● **Task goal**: Give the material again in full, matching it exactly.

Structured figure records:
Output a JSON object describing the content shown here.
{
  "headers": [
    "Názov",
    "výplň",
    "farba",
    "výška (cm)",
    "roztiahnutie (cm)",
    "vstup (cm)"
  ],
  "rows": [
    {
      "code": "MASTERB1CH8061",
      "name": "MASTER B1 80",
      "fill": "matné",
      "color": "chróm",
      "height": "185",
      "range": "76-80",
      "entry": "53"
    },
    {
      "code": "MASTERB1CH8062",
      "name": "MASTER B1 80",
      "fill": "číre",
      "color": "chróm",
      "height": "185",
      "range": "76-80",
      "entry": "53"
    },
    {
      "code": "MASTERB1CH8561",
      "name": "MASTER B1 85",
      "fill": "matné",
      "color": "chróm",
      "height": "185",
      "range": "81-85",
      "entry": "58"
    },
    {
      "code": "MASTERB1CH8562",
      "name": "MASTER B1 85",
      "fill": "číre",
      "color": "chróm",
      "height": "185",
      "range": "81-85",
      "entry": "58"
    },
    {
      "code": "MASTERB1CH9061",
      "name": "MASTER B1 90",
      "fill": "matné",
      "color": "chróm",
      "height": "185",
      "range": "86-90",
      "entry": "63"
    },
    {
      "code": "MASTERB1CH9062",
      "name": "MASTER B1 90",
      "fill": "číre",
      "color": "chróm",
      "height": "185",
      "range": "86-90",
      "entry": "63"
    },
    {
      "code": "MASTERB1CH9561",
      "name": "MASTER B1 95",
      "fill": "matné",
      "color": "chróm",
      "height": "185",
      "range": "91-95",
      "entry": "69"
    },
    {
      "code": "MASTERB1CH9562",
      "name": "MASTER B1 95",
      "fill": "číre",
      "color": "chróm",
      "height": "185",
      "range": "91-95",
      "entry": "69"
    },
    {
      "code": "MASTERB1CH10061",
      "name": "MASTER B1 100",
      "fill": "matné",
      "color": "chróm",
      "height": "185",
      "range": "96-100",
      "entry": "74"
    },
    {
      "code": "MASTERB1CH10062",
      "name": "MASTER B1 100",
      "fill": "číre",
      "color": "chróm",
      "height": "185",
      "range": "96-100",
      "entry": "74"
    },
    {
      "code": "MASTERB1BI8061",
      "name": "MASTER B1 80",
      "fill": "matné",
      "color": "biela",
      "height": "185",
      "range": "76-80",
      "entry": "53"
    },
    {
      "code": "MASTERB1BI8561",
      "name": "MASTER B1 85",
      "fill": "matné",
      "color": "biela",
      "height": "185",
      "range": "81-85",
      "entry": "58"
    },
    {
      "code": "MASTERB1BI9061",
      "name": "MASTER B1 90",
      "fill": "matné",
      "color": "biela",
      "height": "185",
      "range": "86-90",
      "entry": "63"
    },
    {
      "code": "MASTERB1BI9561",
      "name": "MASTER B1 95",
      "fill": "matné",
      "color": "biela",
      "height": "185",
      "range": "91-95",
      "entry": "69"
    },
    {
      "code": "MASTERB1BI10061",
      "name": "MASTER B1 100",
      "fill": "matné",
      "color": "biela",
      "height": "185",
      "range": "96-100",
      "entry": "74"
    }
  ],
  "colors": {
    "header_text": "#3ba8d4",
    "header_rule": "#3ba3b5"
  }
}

● **Answer to this problem**:
Output a JSON object describing the content shown here.
{
  "headers": [
    "Názov",
    "výplň",
    "farba",
    "výška (cm)",
    "roztiahnutie (cm)",
    "vstup (cm)"
  ],
  "rows": [
    {
      "code": "MASTERB1CH8061",
      "name": "MASTER B1 80",
      "fill": "matné",
      "color": "chróm",
      "height": "185",
      "range": "76-80",
      "entry": "53"
    },
    {
      "code": "MASTERB1CH8062",
      "name": "MASTER B1 80",
      "fill": "číre",
      "color": "chróm",
      "height": "185",
      "range": "76-80",
      "entry": "53"
    },
    {
      "code": "MASTERB1CH8561",
      "name": "MASTER B1 85",
      "fill": "matné",
      "color": "chróm",
      "height": "185",
      "range": "81-85",
      "entry": "58"
    },
    {
      "code": "MASTERB1CH8562",
      "name": "MASTER B1 85",
      "fill": "číre",
      "color": "chróm",
      "height": "185",
      "range": "81-85",
      "entry": "58"
    },
    {
      "code": "MASTERB1CH9061",
      "name": "MASTER B1 90",
      "fill": "matné",
      "color": "chróm",
      "height": "185",
      "range": "86-90",
      "entry": "63"
    },
    {
      "code": "MASTERB1CH9062",
      "name": "MASTER B1 90",
      "fill": "číre",
      "color": "chróm",
      "height": "185",
      "range": "86-90",
      "entry": "63"
    },
    {
      "code": "MASTERB1CH9561",
      "name": "MASTER B1 95",
      "fill": "matné",
      "color": "chróm",
      "height": "185",
      "range": "91-95",
      "entry": "69"
    },
    {
      "code": "MASTERB1CH9562",
      "name": "MASTER B1 95",
      "fill": "číre",
      "color": "chróm",
      "height": "185",
      "range": "91-95",
      "entry": "69"
    },
    {
      "code": "MASTERB1CH10061",
      "name": "MASTER B1 100",
      "fill": "matné",
      "color": "chróm",
      "height": "185",
      "range": "96-100",
      "entry": "74"
    },
    {
      "code": "MASTERB1CH10062",
      "name": "MASTER B1 100",
      "fill": "číre",
      "color": "chróm",
      "height": "185",
      "range": "96-100",
      "entry": "74"
    },
    {
      "code": "MASTERB1BI8061",
      "name": "MASTER B1 80",
      "fill": "matné",
      "color": "biela",
      "height": "185",
      "range": "76-80",
      "entry": "53"
    },
    {
      "code": "MASTERB1BI8561",
      "name": "MASTER B1 85",
      "fill": "matné",
      "color": "biela",
      "height": "185",
      "range": "81-85",
      "entry": "58"
    },
    {
      "code": "MASTERB1BI9061",
      "name": "MASTER B1 90",
      "fill": "matné",
      "color": "biela",
      "height": "185",
      "range": "86-90",
      "entry": "63"
    },
    {
      "code": "MASTERB1BI9561",
      "name": "MASTER B1 95",
      "fill": "matné",
      "color": "biela",
      "height": "185",
      "range": "91-95",
      "entry": "69"
    },
    {
      "code": "MASTERB1BI10061",
      "name": "MASTER B1 100",
      "fill": "matné",
      "color": "biela",
      "height": "185",
      "range": "96-100",
      "entry": "74"
    }
  ],
  "colors": {
    "header_text": "#3ba8d4",
    "header_rule": "#3ba3b5"
  }
}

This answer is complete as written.